» **Exercise description**: Gather the lines below that include the string "title", copying each in full.
## start Extracted data
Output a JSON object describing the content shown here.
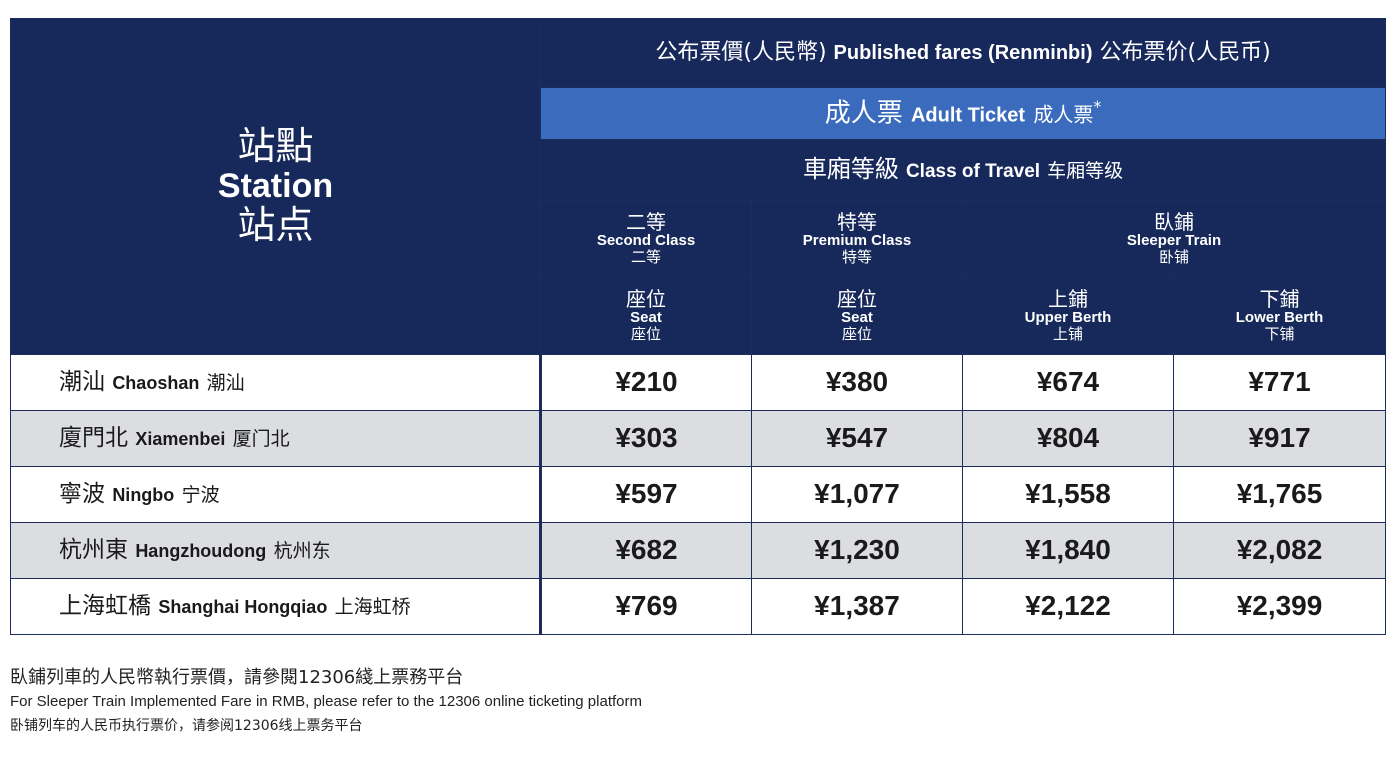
{
  "table": {
    "station_header": {
      "zh_trad": "站點",
      "en": "Station",
      "zh_simp": "站点"
    },
    "title": {
      "zh_trad": "公布票價(人民幣)",
      "en": "Published fares (Renminbi)",
      "zh_simp": "公布票价(人民币)"
    },
    "ticket_type": {
      "zh_trad": "成人票",
      "en": "Adult Ticket",
      "zh_simp": "成人票",
      "note": "*"
    },
    "class_of_travel": {
      "zh_trad": "車廂等級",
      "en": "Class of Travel",
      "zh_simp": "车厢等级"
    },
    "classes": [
      {
        "zh_trad": "二等",
        "en": "Second Class",
        "zh_simp": "二等"
      },
      {
        "zh_trad": "特等",
        "en": "Premium Class",
        "zh_simp": "特等"
      },
      {
        "zh_trad": "臥鋪",
        "en": "Sleeper Train",
        "zh_simp": "卧铺"
      }
    ],
    "berths": [
      {
        "zh_trad": "座位",
        "en": "Seat",
        "zh_simp": "座位"
      },
      {
        "zh_trad": "座位",
        "en": "Seat",
        "zh_simp": "座位"
      },
      {
        "zh_trad": "上鋪",
        "en": "Upper Berth",
        "zh_simp": "上铺"
      },
      {
        "zh_trad": "下鋪",
        "en": "Lower Berth",
        "zh_simp": "下铺"
      }
    ],
    "rows": [
      {
        "station": {
          "zh_trad": "潮汕",
          "en": "Chaoshan",
          "zh_simp": "潮汕"
        },
        "fares": [
          "¥210",
          "¥380",
          "¥674",
          "¥771"
        ]
      },
      {
        "station": {
          "zh_trad": "廈門北",
          "en": "Xiamenbei",
          "zh_simp": "厦门北"
        },
        "fares": [
          "¥303",
          "¥547",
          "¥804",
          "¥917"
        ]
      },
      {
        "station": {
          "zh_trad": "寧波",
          "en": "Ningbo",
          "zh_simp": "宁波"
        },
        "fares": [
          "¥597",
          "¥1,077",
          "¥1,558",
          "¥1,765"
        ]
      },
      {
        "station": {
          "zh_trad": "杭州東",
          "en": "Hangzhoudong",
          "zh_simp": "杭州东"
        },
        "fares": [
          "¥682",
          "¥1,230",
          "¥1,840",
          "¥2,082"
        ]
      },
      {
        "station": {
          "zh_trad": "上海虹橋",
          "en": "Shanghai Hongqiao",
          "zh_simp": "上海虹桥"
        },
        "fares": [
          "¥769",
          "¥1,387",
          "¥2,122",
          "¥2,399"
        ]
      }
    ]
  },
  "footnote": {
    "zh_trad": "臥鋪列車的人民幣執行票價，請參閱12306綫上票務平台",
    "en": "For Sleeper Train Implemented Fare in RMB, please refer to the 12306 online ticketing platform",
    "zh_simp": "卧铺列车的人民币执行票价，请参阅12306线上票务平台"
  }
}
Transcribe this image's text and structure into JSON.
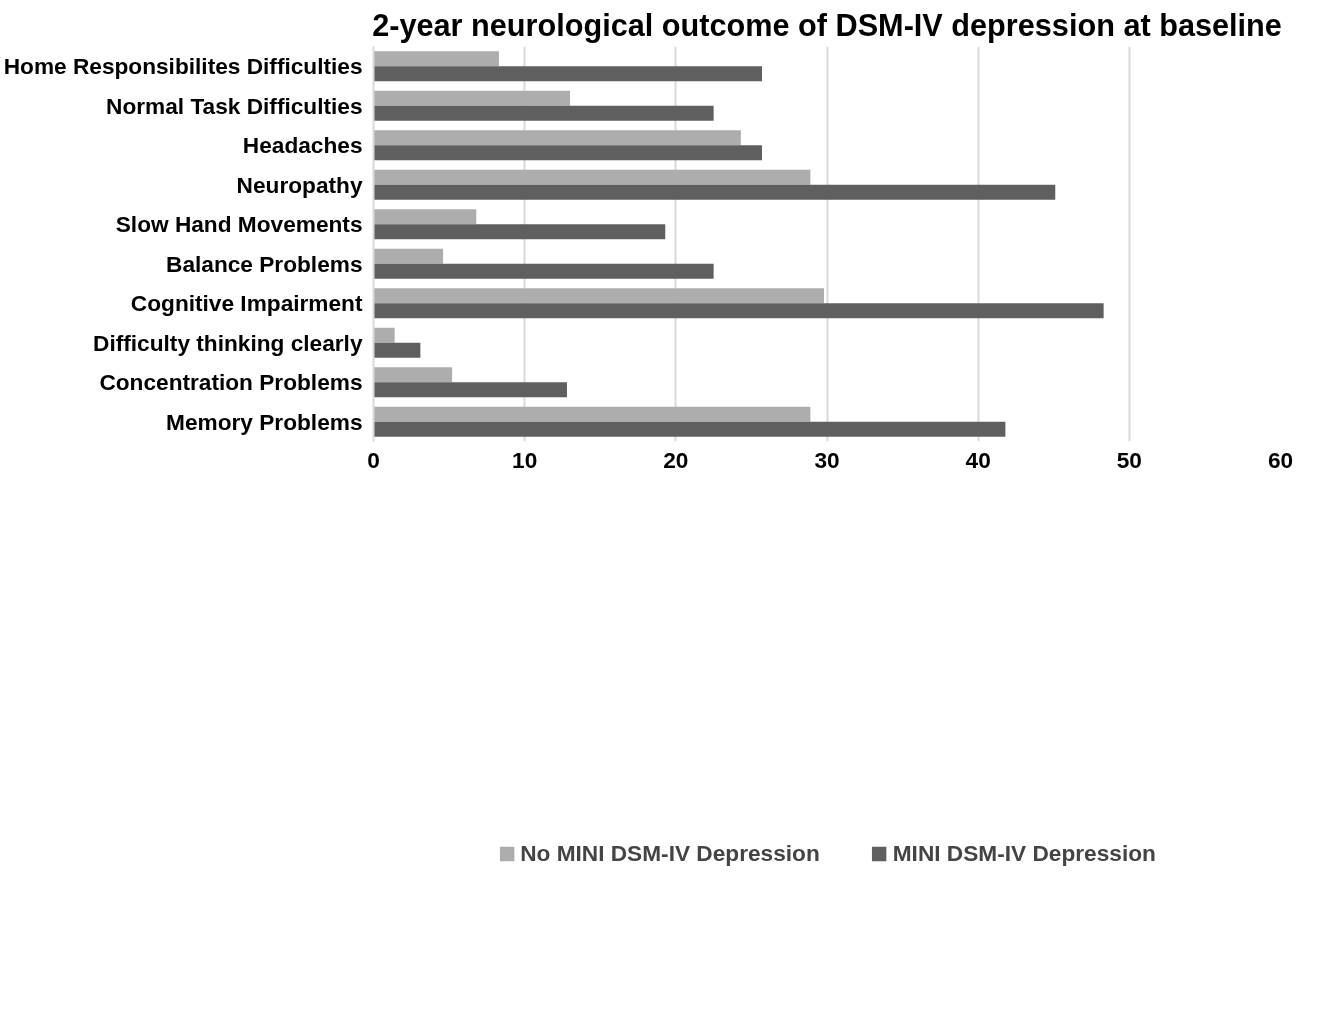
{
  "chart_data": {
    "type": "bar",
    "orientation": "horizontal",
    "title": "2-year neurological outcome of DSM-IV depression at baseline",
    "categories": [
      "Home Responsibilites Difficulties",
      "Normal Task Difficulties",
      "Headaches",
      "Neuropathy",
      "Slow Hand Movements",
      "Balance Problems",
      "Cognitive Impairment",
      "Difficulty thinking clearly",
      "Concentration Problems",
      "Memory Problems"
    ],
    "series": [
      {
        "name": "No MINI DSM-IV Depression",
        "color": "#adadad",
        "values": [
          8.3,
          13.0,
          24.3,
          28.9,
          6.8,
          4.6,
          29.8,
          1.4,
          5.2,
          28.9
        ]
      },
      {
        "name": "MINI DSM-IV Depression",
        "color": "#5f5f5f",
        "values": [
          25.7,
          22.5,
          25.7,
          45.1,
          19.3,
          22.5,
          48.3,
          3.1,
          12.8,
          41.8
        ]
      }
    ],
    "xlim": [
      0,
      60
    ],
    "xticks": [
      0,
      10,
      20,
      30,
      40,
      50,
      60
    ],
    "grid": "x",
    "legend": "bottom"
  }
}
## end Extracted data
» **Answer to the problem**:
    "title": {
    "title": "2-year neurological outcome of DSM-IV depression at baseline",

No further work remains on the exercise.